THE EXERCISE:
Copy the records from the line containing "chart-title: CFSv2 monthly" up to and including the line containing "535, 324, 547]", with "colorbar-cell" replaced by "colorbar-swatch" and nothing else changed. Return only those lines.
BEGIN INFORMATION SHOWN
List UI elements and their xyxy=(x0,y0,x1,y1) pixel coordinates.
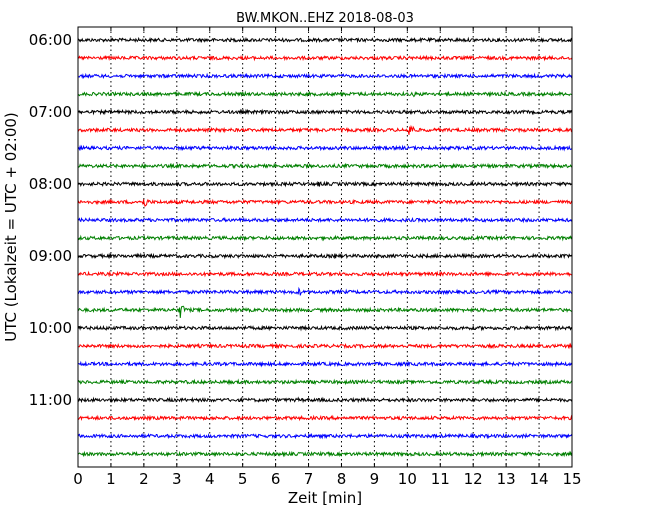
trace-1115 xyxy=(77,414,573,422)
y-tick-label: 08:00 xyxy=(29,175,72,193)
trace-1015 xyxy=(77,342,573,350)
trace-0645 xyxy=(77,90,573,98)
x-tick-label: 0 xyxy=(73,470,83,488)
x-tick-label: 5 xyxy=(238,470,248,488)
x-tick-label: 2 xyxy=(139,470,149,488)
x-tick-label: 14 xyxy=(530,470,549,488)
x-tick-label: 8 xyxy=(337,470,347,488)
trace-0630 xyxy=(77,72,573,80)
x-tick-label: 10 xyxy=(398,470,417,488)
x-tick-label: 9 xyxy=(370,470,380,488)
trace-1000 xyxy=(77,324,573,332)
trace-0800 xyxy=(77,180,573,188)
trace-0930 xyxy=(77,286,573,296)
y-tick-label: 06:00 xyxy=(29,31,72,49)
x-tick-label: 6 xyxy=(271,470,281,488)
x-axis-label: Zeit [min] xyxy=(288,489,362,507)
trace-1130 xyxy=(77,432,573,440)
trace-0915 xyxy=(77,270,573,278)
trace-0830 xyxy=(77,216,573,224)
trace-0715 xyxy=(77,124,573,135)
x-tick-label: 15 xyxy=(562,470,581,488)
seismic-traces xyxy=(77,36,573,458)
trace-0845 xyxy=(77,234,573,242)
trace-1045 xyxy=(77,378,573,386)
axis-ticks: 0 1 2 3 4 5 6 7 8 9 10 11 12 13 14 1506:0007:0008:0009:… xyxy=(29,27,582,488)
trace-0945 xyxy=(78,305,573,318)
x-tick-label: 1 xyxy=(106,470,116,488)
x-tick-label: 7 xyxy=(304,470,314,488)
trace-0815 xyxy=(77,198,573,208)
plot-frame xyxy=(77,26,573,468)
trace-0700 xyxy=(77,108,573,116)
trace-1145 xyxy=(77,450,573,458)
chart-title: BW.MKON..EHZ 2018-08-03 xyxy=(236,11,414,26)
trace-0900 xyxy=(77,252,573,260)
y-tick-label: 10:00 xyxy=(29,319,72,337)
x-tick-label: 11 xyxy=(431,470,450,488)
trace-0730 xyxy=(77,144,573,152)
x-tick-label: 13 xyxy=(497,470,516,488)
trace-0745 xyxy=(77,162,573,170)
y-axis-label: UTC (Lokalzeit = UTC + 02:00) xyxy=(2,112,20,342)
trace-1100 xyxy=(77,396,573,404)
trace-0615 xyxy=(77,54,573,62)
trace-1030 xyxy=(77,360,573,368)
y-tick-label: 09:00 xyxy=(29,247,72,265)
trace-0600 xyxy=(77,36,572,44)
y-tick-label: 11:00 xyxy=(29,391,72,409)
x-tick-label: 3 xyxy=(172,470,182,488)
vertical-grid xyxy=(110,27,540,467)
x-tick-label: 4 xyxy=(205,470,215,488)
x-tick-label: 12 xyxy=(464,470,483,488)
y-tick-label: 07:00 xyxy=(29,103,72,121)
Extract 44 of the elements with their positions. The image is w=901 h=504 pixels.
END INFORMATION SHOWN
BEGIN INFORMATION SHOWN
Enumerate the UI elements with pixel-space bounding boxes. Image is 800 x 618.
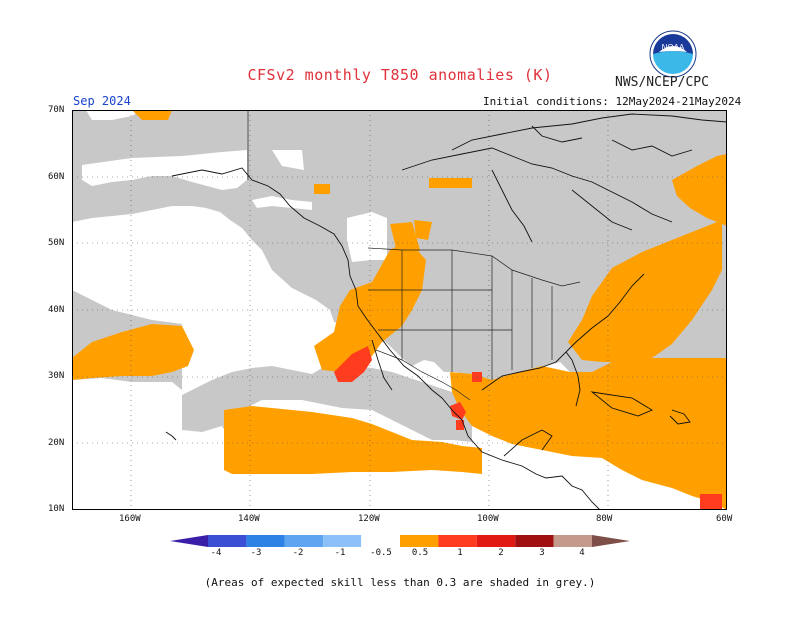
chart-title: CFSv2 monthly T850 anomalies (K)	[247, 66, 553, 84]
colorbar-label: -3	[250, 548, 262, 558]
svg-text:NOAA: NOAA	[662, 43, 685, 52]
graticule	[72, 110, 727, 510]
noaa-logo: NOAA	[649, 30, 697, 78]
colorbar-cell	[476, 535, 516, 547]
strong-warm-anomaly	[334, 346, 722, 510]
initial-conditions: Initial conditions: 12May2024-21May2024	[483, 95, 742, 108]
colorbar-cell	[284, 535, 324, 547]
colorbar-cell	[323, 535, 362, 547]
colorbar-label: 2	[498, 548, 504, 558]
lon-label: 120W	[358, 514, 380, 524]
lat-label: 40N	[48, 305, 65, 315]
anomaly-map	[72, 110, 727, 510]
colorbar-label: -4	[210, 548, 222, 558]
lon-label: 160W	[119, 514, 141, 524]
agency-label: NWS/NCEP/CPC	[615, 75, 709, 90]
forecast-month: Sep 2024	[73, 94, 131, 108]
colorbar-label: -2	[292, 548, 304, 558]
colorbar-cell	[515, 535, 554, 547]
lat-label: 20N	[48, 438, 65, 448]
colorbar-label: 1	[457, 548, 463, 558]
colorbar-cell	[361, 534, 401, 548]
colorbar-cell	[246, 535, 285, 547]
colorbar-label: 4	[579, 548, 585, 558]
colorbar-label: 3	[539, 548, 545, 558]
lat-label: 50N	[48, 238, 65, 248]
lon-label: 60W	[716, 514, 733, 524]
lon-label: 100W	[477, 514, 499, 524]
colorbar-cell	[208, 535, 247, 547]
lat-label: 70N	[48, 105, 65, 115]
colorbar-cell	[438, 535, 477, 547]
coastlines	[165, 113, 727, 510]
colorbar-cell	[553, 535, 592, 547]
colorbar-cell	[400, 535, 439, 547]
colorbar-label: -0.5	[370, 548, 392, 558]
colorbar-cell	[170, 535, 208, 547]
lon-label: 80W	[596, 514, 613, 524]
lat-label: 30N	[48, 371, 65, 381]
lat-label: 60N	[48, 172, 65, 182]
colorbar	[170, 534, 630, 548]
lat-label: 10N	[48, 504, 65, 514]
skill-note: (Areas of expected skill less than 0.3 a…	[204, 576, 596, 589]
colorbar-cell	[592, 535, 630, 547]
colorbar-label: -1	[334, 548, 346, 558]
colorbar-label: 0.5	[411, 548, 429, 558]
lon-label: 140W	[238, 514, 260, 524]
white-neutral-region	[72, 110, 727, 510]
END INFORMATION SHOWN
RESULT FOR THIS TASK:
chart-title: CFSv2 monthly T850 anomalies (K)	[247, 66, 553, 84]
colorbar-label: -3	[250, 548, 262, 558]
svg-text:NOAA: NOAA	[662, 43, 685, 52]
graticule	[72, 110, 727, 510]
noaa-logo: NOAA	[649, 30, 697, 78]
colorbar-swatch	[476, 535, 516, 547]
strong-warm-anomaly	[334, 346, 722, 510]
initial-conditions: Initial conditions: 12May2024-21May2024	[483, 95, 742, 108]
colorbar-swatch	[284, 535, 324, 547]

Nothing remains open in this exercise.